Tâche 1: Dans le texte sur le dialogue réglementaire avec les États-Unis, relevez toutes les instances dont ce dialogue regroupe aujourd'hui des représentants.
Tâche 2: Traduisez en anglais la phrase suivante du texte fourni : « Le dialogue réglementaire sur les marchés financiers avec les États-Unis a été initié en 2002 : il regroupe désormais des représentants de la Commission, des autorités européennes sectorielles de surveillance, du Trésor américain, des agences réglementaires américaines indépendantes, notamment de la Commodity Futures Trading Commission (CFTC) et de la Securities and Exchange Commission. »

Le dialogue réglementaire sur les marchés financiers avec les États-Unis a été initié en 2002 : il regroupe désormais des représentants de la Commission, des autorités européennes sectorielles de surveillance, du Trésor américain, des agences réglementaires américaines indépendantes, notamment de la Commodity Futures Trading Commission (CFTC) et de la Securities and Exchange Commission. Depuis 2009, au lendemain de la crise financière, le dialogue réglementaire s’est accentué : dans le cadre du G20, sous l’égide du nouveau Conseil de stabilité financière mis en place au sommet de Londres et au cours de réunions informelles, les États se sont efforcés d’échanger de façon plus étroite des informations, d’identifier des zones réglementaires de risques et de trouver des solutions pour une meilleure convergence globale.

Les données:
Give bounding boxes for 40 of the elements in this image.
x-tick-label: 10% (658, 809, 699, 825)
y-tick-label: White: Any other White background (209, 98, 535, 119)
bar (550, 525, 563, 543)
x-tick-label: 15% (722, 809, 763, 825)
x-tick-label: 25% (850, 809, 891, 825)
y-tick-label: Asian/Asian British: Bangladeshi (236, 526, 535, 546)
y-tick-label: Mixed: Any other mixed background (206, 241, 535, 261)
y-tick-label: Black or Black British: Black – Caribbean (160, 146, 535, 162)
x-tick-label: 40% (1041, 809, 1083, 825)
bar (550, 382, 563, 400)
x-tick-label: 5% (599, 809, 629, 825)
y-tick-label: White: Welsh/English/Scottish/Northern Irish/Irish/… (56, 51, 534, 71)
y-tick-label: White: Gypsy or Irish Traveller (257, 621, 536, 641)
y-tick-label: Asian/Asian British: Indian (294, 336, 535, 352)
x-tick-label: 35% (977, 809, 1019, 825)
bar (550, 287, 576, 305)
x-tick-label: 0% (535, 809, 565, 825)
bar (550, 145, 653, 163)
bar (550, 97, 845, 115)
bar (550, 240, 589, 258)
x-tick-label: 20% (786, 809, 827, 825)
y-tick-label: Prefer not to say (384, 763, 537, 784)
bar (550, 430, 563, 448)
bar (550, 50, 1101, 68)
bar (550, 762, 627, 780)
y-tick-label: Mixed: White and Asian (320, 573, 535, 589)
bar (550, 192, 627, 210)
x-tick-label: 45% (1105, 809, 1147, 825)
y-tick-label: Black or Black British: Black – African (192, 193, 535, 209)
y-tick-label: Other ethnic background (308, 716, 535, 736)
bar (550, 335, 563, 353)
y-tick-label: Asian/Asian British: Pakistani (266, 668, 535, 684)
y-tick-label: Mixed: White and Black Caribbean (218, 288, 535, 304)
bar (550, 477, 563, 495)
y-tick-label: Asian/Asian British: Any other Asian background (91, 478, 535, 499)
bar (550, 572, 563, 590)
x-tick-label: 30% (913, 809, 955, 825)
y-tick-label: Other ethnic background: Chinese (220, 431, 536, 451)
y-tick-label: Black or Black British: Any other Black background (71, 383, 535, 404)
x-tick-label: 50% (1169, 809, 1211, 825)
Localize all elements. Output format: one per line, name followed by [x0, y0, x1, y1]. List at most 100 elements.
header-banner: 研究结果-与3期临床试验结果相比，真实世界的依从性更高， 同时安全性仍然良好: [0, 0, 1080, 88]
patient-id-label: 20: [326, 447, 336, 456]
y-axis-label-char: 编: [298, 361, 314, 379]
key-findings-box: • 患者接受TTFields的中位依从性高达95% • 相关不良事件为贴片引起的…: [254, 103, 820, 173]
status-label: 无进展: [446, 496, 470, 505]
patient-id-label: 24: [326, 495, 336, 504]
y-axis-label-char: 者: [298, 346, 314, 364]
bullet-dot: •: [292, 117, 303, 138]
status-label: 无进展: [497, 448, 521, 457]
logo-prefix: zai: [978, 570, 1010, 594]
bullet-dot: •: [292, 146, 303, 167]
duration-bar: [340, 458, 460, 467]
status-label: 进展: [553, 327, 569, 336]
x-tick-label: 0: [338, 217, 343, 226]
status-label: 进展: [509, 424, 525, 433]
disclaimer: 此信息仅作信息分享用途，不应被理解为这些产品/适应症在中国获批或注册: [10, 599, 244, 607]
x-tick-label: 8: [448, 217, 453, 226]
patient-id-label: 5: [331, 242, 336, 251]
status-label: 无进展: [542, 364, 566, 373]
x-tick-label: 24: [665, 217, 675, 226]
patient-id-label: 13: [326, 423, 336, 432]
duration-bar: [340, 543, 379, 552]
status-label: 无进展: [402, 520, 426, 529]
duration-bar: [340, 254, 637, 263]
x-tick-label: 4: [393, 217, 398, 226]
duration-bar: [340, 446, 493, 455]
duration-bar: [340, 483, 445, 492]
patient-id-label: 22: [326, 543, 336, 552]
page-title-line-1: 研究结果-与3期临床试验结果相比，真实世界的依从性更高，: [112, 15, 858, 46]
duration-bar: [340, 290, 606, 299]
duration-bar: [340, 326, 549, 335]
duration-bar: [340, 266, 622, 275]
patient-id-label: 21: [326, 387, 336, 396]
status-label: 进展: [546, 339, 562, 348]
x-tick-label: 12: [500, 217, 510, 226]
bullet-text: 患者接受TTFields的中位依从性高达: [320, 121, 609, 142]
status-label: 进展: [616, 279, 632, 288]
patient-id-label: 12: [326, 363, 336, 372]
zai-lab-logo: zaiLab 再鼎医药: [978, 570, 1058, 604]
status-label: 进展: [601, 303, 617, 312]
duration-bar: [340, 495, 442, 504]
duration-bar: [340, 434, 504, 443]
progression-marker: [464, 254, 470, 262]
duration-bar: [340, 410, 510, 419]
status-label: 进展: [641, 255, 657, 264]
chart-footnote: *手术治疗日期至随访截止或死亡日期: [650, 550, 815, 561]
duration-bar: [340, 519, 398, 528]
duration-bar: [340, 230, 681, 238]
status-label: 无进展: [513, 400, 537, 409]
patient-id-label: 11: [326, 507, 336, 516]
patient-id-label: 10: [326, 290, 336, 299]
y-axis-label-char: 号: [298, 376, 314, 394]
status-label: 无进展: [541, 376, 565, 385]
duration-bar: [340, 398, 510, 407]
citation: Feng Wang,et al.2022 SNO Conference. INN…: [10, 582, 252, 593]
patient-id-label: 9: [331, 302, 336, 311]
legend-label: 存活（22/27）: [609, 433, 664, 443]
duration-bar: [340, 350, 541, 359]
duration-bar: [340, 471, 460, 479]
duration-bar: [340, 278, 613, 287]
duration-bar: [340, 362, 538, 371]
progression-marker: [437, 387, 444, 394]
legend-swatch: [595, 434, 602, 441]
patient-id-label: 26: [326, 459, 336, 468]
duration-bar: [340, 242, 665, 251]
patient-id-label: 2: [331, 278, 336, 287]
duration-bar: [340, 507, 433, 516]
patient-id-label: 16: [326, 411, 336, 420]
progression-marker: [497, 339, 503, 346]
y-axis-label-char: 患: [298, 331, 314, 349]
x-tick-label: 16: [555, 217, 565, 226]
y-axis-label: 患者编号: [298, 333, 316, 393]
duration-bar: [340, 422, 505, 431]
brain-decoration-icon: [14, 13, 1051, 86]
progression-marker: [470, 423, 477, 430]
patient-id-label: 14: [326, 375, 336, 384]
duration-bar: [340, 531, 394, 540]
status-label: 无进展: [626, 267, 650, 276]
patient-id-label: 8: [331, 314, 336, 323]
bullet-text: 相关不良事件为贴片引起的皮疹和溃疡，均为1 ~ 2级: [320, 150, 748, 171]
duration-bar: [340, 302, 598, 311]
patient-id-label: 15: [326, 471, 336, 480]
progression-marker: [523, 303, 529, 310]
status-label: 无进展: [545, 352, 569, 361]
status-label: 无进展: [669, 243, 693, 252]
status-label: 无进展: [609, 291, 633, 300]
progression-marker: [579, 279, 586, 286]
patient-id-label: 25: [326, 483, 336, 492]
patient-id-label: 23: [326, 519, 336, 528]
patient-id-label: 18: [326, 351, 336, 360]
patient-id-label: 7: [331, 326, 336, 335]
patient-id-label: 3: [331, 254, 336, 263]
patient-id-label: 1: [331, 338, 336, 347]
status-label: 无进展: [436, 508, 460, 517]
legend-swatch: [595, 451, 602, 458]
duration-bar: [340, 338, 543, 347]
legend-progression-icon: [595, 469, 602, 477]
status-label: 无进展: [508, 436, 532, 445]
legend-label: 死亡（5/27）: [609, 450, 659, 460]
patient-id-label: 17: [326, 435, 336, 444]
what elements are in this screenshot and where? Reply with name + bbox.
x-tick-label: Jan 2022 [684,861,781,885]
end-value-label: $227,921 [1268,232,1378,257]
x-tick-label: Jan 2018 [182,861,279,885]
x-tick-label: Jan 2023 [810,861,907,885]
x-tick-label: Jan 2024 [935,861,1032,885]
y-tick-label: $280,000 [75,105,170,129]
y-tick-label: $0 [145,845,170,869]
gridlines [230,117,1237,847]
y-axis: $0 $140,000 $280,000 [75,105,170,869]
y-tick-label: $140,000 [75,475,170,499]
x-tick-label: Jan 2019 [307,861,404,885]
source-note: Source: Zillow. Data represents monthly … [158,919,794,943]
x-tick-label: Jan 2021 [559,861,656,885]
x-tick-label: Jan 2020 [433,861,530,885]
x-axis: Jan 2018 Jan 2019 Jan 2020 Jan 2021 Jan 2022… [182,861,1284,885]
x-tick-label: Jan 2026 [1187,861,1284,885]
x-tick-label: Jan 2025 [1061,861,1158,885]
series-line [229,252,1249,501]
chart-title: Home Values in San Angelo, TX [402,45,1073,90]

Réponse 1:
- la Commission
- les autorités européennes sectorielles de surveillance
- le Trésor américain
- les agences réglementaires américaines indépendantes, notamment la Commodity Futures Trading Commission (CFTC) et la Securities and Exchange Commission

Réponse 2: The regulatory dialogue on financial markets with the United States was launched in 2002: it now brings together representatives of the Commission, the European sectoral supervisory authorities, the US Treasury, and independent US regulatory agencies, notably the Commodity Futures Trading Commission (CFTC) and the Securities and Exchange Commission.